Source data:
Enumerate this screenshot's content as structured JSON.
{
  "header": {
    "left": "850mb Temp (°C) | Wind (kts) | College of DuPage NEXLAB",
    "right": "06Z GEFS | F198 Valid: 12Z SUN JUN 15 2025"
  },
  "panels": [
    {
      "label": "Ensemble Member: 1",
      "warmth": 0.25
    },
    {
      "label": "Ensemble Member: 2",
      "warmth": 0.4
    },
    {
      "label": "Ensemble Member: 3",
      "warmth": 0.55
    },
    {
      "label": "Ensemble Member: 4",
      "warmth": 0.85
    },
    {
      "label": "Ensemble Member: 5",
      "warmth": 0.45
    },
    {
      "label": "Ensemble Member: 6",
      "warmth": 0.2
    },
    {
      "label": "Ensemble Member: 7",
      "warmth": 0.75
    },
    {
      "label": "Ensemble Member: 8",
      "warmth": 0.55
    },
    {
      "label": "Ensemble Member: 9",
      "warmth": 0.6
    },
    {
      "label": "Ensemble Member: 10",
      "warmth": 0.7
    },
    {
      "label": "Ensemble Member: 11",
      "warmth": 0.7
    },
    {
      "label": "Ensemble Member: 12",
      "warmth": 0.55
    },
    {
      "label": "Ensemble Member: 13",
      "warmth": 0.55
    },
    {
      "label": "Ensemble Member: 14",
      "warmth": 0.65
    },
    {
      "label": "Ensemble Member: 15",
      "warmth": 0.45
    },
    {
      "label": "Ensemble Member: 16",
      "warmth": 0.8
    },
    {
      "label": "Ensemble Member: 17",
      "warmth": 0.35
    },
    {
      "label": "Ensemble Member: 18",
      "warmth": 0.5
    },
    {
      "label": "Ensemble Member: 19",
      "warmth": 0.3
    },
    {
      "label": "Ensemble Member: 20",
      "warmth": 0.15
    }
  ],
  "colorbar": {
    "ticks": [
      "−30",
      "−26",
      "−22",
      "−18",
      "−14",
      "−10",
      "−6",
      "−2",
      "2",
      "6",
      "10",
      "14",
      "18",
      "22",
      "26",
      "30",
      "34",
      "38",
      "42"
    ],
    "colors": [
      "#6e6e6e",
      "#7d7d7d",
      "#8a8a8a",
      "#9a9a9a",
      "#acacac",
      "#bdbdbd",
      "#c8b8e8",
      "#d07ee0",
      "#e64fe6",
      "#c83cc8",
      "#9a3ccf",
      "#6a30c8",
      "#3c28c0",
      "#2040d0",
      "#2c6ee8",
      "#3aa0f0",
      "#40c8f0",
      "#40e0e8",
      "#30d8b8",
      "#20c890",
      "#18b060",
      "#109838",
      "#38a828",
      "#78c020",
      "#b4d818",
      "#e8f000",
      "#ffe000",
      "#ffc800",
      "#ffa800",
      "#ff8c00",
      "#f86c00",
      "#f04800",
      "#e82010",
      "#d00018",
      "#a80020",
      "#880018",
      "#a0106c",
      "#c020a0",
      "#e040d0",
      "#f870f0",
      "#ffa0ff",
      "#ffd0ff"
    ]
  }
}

→ **Task directions**
Copy every line verbatim.

→ **Result**
Enumerate this screenshot's content as structured JSON.
{
  "header": {
    "left": "850mb Temp (°C) | Wind (kts) | College of DuPage NEXLAB",
    "right": "06Z GEFS | F198 Valid: 12Z SUN JUN 15 2025"
  },
  "panels": [
    {
      "label": "Ensemble Member: 1",
      "warmth": 0.25
    },
    {
      "label": "Ensemble Member: 2",
      "warmth": 0.4
    },
    {
      "label": "Ensemble Member: 3",
      "warmth": 0.55
    },
    {
      "label": "Ensemble Member: 4",
      "warmth": 0.85
    },
    {
      "label": "Ensemble Member: 5",
      "warmth": 0.45
    },
    {
      "label": "Ensemble Member: 6",
      "warmth": 0.2
    },
    {
      "label": "Ensemble Member: 7",
      "warmth": 0.75
    },
    {
      "label": "Ensemble Member: 8",
      "warmth": 0.55
    },
    {
      "label": "Ensemble Member: 9",
      "warmth": 0.6
    },
    {
      "label": "Ensemble Member: 10",
      "warmth": 0.7
    },
    {
      "label": "Ensemble Member: 11",
      "warmth": 0.7
    },
    {
      "label": "Ensemble Member: 12",
      "warmth": 0.55
    },
    {
      "label": "Ensemble Member: 13",
      "warmth": 0.55
    },
    {
      "label": "Ensemble Member: 14",
      "warmth": 0.65
    },
    {
      "label": "Ensemble Member: 15",
      "warmth": 0.45
    },
    {
      "label": "Ensemble Member: 16",
      "warmth": 0.8
    },
    {
      "label": "Ensemble Member: 17",
      "warmth": 0.35
    },
    {
      "label": "Ensemble Member: 18",
      "warmth": 0.5
    },
    {
      "label": "Ensemble Member: 19",
      "warmth": 0.3
    },
    {
      "label": "Ensemble Member: 20",
      "warmth": 0.15
    }
  ],
  "colorbar": {
    "ticks": [
      "−30",
      "−26",
      "−22",
      "−18",
      "−14",
      "−10",
      "−6",
      "−2",
      "2",
      "6",
      "10",
      "14",
      "18",
      "22",
      "26",
      "30",
      "34",
      "38",
      "42"
    ],
    "colors": [
      "#6e6e6e",
      "#7d7d7d",
      "#8a8a8a",
      "#9a9a9a",
      "#acacac",
      "#bdbdbd",
      "#c8b8e8",
      "#d07ee0",
      "#e64fe6",
      "#c83cc8",
      "#9a3ccf",
      "#6a30c8",
      "#3c28c0",
      "#2040d0",
      "#2c6ee8",
      "#3aa0f0",
      "#40c8f0",
      "#40e0e8",
      "#30d8b8",
      "#20c890",
      "#18b060",
      "#109838",
      "#38a828",
      "#78c020",
      "#b4d818",
      "#e8f000",
      "#ffe000",
      "#ffc800",
      "#ffa800",
      "#ff8c00",
      "#f86c00",
      "#f04800",
      "#e82010",
      "#d00018",
      "#a80020",
      "#880018",
      "#a0106c",
      "#c020a0",
      "#e040d0",
      "#f870f0",
      "#ffa0ff",
      "#ffd0ff"
    ]
  }
}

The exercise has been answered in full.